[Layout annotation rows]
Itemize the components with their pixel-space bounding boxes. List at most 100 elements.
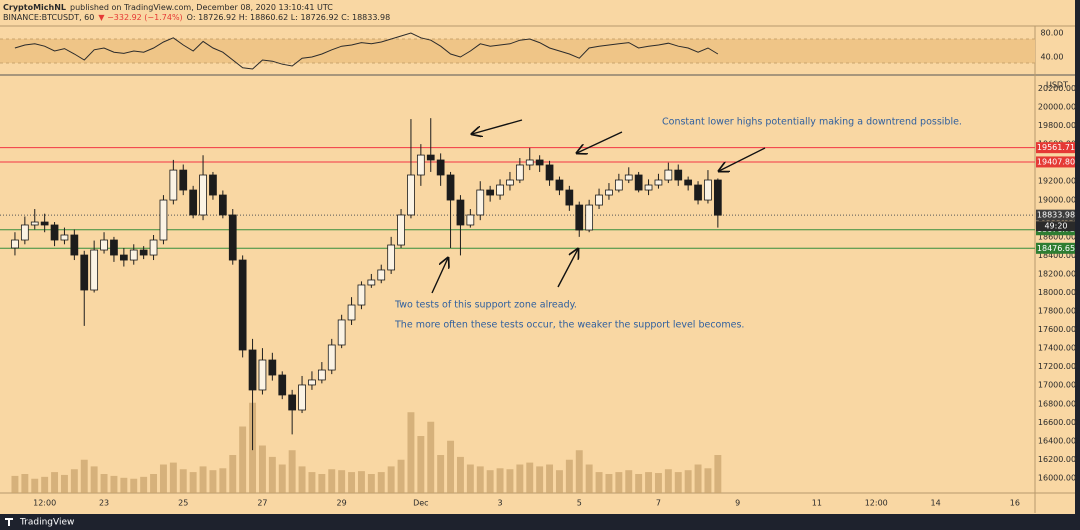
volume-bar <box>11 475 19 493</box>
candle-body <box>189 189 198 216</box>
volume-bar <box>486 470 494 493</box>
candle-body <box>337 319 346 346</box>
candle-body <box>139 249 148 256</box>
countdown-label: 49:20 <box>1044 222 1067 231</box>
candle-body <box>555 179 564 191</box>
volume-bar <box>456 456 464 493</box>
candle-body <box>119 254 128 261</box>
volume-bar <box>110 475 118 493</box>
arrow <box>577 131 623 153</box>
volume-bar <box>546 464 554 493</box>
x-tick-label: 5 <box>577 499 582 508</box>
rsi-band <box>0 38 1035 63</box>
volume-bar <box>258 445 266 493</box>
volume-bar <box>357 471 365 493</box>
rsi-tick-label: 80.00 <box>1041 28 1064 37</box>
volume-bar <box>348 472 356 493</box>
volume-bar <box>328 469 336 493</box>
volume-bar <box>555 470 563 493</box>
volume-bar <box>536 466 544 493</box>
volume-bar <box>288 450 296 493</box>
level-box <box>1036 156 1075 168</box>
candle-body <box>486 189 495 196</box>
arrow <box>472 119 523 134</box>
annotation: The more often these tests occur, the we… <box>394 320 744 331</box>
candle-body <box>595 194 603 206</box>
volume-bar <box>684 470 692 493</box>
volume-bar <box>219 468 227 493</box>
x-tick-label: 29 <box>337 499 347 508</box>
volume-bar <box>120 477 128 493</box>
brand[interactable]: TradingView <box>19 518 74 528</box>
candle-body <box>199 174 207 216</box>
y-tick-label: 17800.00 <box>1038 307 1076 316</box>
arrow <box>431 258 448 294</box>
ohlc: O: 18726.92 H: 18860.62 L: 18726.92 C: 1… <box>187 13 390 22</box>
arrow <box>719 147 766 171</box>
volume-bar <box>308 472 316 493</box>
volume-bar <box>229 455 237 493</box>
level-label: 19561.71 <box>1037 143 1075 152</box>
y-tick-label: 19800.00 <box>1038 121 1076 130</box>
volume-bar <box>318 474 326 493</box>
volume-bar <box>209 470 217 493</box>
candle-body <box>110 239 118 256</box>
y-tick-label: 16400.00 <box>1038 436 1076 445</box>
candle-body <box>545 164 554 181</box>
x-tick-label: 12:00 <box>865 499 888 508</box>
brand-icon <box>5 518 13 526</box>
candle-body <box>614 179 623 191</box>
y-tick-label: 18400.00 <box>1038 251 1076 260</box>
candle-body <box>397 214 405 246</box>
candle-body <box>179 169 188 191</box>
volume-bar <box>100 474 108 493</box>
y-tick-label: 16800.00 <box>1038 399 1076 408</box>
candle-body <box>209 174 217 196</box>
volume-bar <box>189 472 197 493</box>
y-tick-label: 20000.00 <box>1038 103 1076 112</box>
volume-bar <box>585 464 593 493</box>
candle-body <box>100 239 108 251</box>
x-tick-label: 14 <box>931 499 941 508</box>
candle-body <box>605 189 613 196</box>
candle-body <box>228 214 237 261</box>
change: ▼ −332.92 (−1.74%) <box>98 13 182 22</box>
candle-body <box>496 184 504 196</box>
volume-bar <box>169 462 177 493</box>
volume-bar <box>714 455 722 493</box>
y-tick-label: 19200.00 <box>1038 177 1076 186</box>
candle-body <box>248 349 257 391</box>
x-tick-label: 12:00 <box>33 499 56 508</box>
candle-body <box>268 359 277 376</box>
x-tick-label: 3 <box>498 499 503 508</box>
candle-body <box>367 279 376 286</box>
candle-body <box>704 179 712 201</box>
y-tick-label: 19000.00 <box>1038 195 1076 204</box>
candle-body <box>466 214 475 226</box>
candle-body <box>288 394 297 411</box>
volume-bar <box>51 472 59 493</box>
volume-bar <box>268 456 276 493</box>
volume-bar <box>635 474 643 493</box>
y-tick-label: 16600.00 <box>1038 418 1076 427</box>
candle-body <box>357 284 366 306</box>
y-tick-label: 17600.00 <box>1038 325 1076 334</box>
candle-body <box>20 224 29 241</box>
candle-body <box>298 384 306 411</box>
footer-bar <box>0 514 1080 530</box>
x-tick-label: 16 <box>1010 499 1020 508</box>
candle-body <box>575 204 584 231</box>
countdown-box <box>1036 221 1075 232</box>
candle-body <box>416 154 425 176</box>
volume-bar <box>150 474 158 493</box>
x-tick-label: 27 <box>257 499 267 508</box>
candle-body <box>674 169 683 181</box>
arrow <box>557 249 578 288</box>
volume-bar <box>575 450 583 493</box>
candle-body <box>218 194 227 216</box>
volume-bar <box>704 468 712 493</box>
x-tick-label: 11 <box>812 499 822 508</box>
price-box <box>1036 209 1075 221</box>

- [Work to do]: Reproduce every row above character for character, omitting the pictures.

- [Reply]:
Itemize the components with their pixel-space bounding boxes. List at most 100 elements.
volume-bar <box>11 475 19 493</box>
candle-body <box>189 189 198 216</box>
volume-bar <box>486 470 494 493</box>
candle-body <box>337 319 346 346</box>
candle-body <box>139 249 148 256</box>
countdown-label: 49:20 <box>1044 222 1067 231</box>
candle-body <box>555 179 564 191</box>
volume-bar <box>456 456 464 493</box>
candle-body <box>119 254 128 261</box>
volume-bar <box>110 475 118 493</box>
arrow <box>577 131 623 153</box>
volume-bar <box>546 464 554 493</box>
x-tick-label: 5 <box>577 499 582 508</box>
rsi-band <box>0 38 1035 63</box>
volume-bar <box>258 445 266 493</box>
volume-bar <box>357 471 365 493</box>
rsi-tick-label: 80.00 <box>1041 28 1064 37</box>
volume-bar <box>348 472 356 493</box>
volume-bar <box>328 469 336 493</box>
volume-bar <box>555 470 563 493</box>
volume-bar <box>536 466 544 493</box>
volume-bar <box>288 450 296 493</box>
level-box <box>1036 156 1075 168</box>
candle-body <box>486 189 495 196</box>
arrow <box>472 119 523 134</box>
annotation: The more often these tests occur, the we… <box>394 320 744 331</box>
candle-body <box>595 194 603 206</box>
volume-bar <box>684 470 692 493</box>
volume-bar <box>219 468 227 493</box>
x-tick-label: 29 <box>337 499 347 508</box>
volume-bar <box>120 477 128 493</box>
brand[interactable]: TradingView <box>19 518 74 528</box>
candle-body <box>199 174 207 216</box>
y-tick-label: 17800.00 <box>1038 307 1076 316</box>
arrow <box>431 258 448 294</box>
ohlc: O: 18726.92 H: 18860.62 L: 18726.92 C: 1… <box>187 13 390 22</box>
arrow <box>719 147 766 171</box>
volume-bar <box>308 472 316 493</box>
volume-bar <box>229 455 237 493</box>
level-label: 19561.71 <box>1037 143 1075 152</box>
y-tick-label: 19800.00 <box>1038 121 1076 130</box>
volume-bar <box>318 474 326 493</box>
volume-bar <box>209 470 217 493</box>
candle-body <box>110 239 118 256</box>
y-tick-label: 16400.00 <box>1038 436 1076 445</box>
candle-body <box>545 164 554 181</box>
x-tick-label: 12:00 <box>865 499 888 508</box>
brand-icon <box>5 518 13 526</box>
candle-body <box>614 179 623 191</box>
y-tick-label: 18400.00 <box>1038 251 1076 260</box>
candle-body <box>397 214 405 246</box>
candle-body <box>179 169 188 191</box>
volume-bar <box>100 474 108 493</box>
y-tick-label: 16800.00 <box>1038 399 1076 408</box>
candle-body <box>209 174 217 196</box>
volume-bar <box>189 472 197 493</box>
y-tick-label: 20000.00 <box>1038 103 1076 112</box>
volume-bar <box>585 464 593 493</box>
candle-body <box>100 239 108 251</box>
x-tick-label: 14 <box>931 499 941 508</box>
candle-body <box>605 189 613 196</box>
candle-body <box>228 214 237 261</box>
change: ▼ −332.92 (−1.74%) <box>98 13 182 22</box>
candle-body <box>496 184 504 196</box>
volume-bar <box>169 462 177 493</box>
volume-bar <box>714 455 722 493</box>
y-tick-label: 19200.00 <box>1038 177 1076 186</box>
candle-body <box>248 349 257 391</box>
x-tick-label: 12:00 <box>33 499 56 508</box>
candle-body <box>268 359 277 376</box>
x-tick-label: 3 <box>498 499 503 508</box>
candle-body <box>367 279 376 286</box>
candle-body <box>704 179 712 201</box>
y-tick-label: 19000.00 <box>1038 195 1076 204</box>
candle-body <box>466 214 475 226</box>
candle-body <box>288 394 297 411</box>
volume-bar <box>51 472 59 493</box>
volume-bar <box>268 456 276 493</box>
volume-bar <box>635 474 643 493</box>
y-tick-label: 16600.00 <box>1038 418 1076 427</box>
candle-body <box>357 284 366 306</box>
y-tick-label: 17600.00 <box>1038 325 1076 334</box>
candle-body <box>20 224 29 241</box>
candle-body <box>298 384 306 411</box>
footer-bar <box>0 514 1080 530</box>
x-tick-label: 16 <box>1010 499 1020 508</box>
candle-body <box>575 204 584 231</box>
countdown-box <box>1036 221 1075 232</box>
candle-body <box>416 154 425 176</box>
volume-bar <box>150 474 158 493</box>
x-tick-label: 27 <box>257 499 267 508</box>
candle-body <box>674 169 683 181</box>
arrow <box>557 249 578 288</box>
volume-bar <box>575 450 583 493</box>
candle-body <box>218 194 227 216</box>
volume-bar <box>704 468 712 493</box>
x-tick-label: 11 <box>812 499 822 508</box>
price-box <box>1036 209 1075 221</box>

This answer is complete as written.